### Description of the task
Extract the listing in its entirety, keeping each line identical to the original.

[Collection entries]

>>>

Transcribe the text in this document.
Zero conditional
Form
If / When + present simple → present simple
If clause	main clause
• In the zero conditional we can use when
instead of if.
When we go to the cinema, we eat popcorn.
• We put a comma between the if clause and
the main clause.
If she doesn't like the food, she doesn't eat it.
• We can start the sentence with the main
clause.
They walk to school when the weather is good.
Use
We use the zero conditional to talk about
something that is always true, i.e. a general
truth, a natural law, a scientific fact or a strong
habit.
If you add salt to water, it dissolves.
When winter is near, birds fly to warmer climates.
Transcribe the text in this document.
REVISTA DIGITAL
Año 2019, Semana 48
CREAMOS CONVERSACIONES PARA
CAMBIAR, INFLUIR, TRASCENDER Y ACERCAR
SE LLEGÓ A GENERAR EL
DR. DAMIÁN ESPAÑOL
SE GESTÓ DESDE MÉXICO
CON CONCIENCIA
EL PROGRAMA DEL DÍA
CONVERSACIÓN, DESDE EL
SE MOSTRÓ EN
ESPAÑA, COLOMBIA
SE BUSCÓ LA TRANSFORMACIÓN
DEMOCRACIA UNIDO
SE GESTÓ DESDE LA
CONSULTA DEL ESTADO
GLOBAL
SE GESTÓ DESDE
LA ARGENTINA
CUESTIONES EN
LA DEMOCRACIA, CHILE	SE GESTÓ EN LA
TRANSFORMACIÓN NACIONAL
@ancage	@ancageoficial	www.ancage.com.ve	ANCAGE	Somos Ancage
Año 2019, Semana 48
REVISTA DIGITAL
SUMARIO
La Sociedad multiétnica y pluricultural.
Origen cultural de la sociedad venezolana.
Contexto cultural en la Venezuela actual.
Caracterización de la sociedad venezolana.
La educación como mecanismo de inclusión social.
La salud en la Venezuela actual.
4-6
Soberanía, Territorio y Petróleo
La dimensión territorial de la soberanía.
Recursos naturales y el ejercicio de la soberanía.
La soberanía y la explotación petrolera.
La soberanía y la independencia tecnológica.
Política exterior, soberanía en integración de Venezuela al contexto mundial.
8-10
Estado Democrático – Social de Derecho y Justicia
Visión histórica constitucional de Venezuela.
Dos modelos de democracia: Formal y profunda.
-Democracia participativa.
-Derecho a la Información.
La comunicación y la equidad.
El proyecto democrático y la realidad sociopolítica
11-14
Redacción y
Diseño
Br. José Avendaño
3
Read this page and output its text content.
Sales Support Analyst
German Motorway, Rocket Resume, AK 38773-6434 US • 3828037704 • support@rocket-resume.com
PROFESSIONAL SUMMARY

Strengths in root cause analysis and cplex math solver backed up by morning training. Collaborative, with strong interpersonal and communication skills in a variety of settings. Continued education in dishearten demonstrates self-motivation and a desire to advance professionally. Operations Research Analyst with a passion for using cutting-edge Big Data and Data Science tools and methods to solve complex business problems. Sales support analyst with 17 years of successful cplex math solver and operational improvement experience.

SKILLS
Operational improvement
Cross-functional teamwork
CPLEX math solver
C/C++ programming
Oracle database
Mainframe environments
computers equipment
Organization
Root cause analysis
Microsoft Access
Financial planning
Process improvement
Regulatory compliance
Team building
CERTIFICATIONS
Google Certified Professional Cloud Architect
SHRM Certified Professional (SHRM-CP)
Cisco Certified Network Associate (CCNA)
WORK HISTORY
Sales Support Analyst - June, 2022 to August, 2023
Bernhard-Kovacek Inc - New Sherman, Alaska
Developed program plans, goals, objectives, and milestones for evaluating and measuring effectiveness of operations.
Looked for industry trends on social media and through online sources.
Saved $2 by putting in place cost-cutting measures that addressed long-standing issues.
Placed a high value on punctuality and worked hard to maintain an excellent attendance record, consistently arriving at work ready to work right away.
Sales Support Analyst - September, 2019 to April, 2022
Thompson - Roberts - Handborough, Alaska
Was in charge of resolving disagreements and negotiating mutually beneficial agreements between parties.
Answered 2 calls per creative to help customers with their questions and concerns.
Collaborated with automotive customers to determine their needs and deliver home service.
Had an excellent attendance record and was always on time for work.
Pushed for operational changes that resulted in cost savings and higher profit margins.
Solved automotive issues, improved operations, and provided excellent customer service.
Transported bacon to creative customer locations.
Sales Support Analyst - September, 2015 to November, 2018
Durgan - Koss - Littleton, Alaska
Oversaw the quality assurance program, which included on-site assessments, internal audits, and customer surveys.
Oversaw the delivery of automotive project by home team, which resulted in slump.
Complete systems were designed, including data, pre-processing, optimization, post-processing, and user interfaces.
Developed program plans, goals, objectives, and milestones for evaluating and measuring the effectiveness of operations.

<<<

### Expected answer
Transcribe the text in this document.
Zero conditional
Form
If / When + present simple → present simple
If clause	main clause
• In the zero conditional we can use when
instead of if.
When we go to the cinema, we eat popcorn.
• We put a comma between the if clause and
the main clause.
If she doesn't like the food, she doesn't eat it.
• We can start the sentence with the main
clause.
They walk to school when the weather is good.
Use
We use the zero conditional to talk about
something that is always true, i.e. a general
truth, a natural law, a scientific fact or a strong
habit.
If you add salt to water, it dissolves.
When winter is near, birds fly to warmer climates.
Transcribe the text in this document.
REVISTA DIGITAL
Año 2019, Semana 48
CREAMOS CONVERSACIONES PARA
CAMBIAR, INFLUIR, TRASCENDER Y ACERCAR
SE LLEGÓ A GENERAR EL
DR. DAMIÁN ESPAÑOL
SE GESTÓ DESDE MÉXICO
CON CONCIENCIA
EL PROGRAMA DEL DÍA
CONVERSACIÓN, DESDE EL
SE MOSTRÓ EN
ESPAÑA, COLOMBIA
SE BUSCÓ LA TRANSFORMACIÓN
DEMOCRACIA UNIDO
SE GESTÓ DESDE LA
CONSULTA DEL ESTADO
GLOBAL
SE GESTÓ DESDE
LA ARGENTINA
CUESTIONES EN
LA DEMOCRACIA, CHILE	SE GESTÓ EN LA
TRANSFORMACIÓN NACIONAL
@ancage	@ancageoficial	www.ancage.com.ve	ANCAGE	Somos Ancage
Año 2019, Semana 48
REVISTA DIGITAL
SUMARIO
La Sociedad multiétnica y pluricultural.
Origen cultural de la sociedad venezolana.
Contexto cultural en la Venezuela actual.
Caracterización de la sociedad venezolana.
La educación como mecanismo de inclusión social.
La salud en la Venezuela actual.
4-6
Soberanía, Territorio y Petróleo
La dimensión territorial de la soberanía.
Recursos naturales y el ejercicio de la soberanía.
La soberanía y la explotación petrolera.
La soberanía y la independencia tecnológica.
Política exterior, soberanía en integración de Venezuela al contexto mundial.
8-10
Estado Democrático – Social de Derecho y Justicia
Visión histórica constitucional de Venezuela.
Dos modelos de democracia: Formal y profunda.
-Democracia participativa.
-Derecho a la Información.
La comunicación y la equidad.
El proyecto democrático y la realidad sociopolítica
11-14
Redacción y
Diseño
Br. José Avendaño
3
Read this page and output its text content.
Sales Support Analyst
German Motorway, Rocket Resume, AK 38773-6434 US • 3828037704 • support@rocket-resume.com
PROFESSIONAL SUMMARY

Strengths in root cause analysis and cplex math solver backed up by morning training. Collaborative, with strong interpersonal and communication skills in a variety of settings. Continued education in dishearten demonstrates self-motivation and a desire to advance professionally. Operations Research Analyst with a passion for using cutting-edge Big Data and Data Science tools and methods to solve complex business problems. Sales support analyst with 17 years of successful cplex math solver and operational improvement experience.

SKILLS
Operational improvement
Cross-functional teamwork
CPLEX math solver
C/C++ programming
Oracle database
Mainframe environments
computers equipment
Organization
Root cause analysis
Microsoft Access
Financial planning
Process improvement
Regulatory compliance
Team building
CERTIFICATIONS
Google Certified Professional Cloud Architect
SHRM Certified Professional (SHRM-CP)
Cisco Certified Network Associate (CCNA)
WORK HISTORY
Sales Support Analyst - June, 2022 to August, 2023
Bernhard-Kovacek Inc - New Sherman, Alaska
Developed program plans, goals, objectives, and milestones for evaluating and measuring effectiveness of operations.
Looked for industry trends on social media and through online sources.
Saved $2 by putting in place cost-cutting measures that addressed long-standing issues.
Placed a high value on punctuality and worked hard to maintain an excellent attendance record, consistently arriving at work ready to work right away.
Sales Support Analyst - September, 2019 to April, 2022
Thompson - Roberts - Handborough, Alaska
Was in charge of resolving disagreements and negotiating mutually beneficial agreements between parties.
Answered 2 calls per creative to help customers with their questions and concerns.
Collaborated with automotive customers to determine their needs and deliver home service.
Had an excellent attendance record and was always on time for work.
Pushed for operational changes that resulted in cost savings and higher profit margins.
Solved automotive issues, improved operations, and provided excellent customer service.
Transported bacon to creative customer locations.
Sales Support Analyst - September, 2015 to November, 2018
Durgan - Koss - Littleton, Alaska
Oversaw the quality assurance program, which included on-site assessments, internal audits, and customer surveys.
Oversaw the delivery of automotive project by home team, which resulted in slump.
Complete systems were designed, including data, pre-processing, optimization, post-processing, and user interfaces.
Developed program plans, goals, objectives, and milestones for evaluating and measuring the effectiveness of operations.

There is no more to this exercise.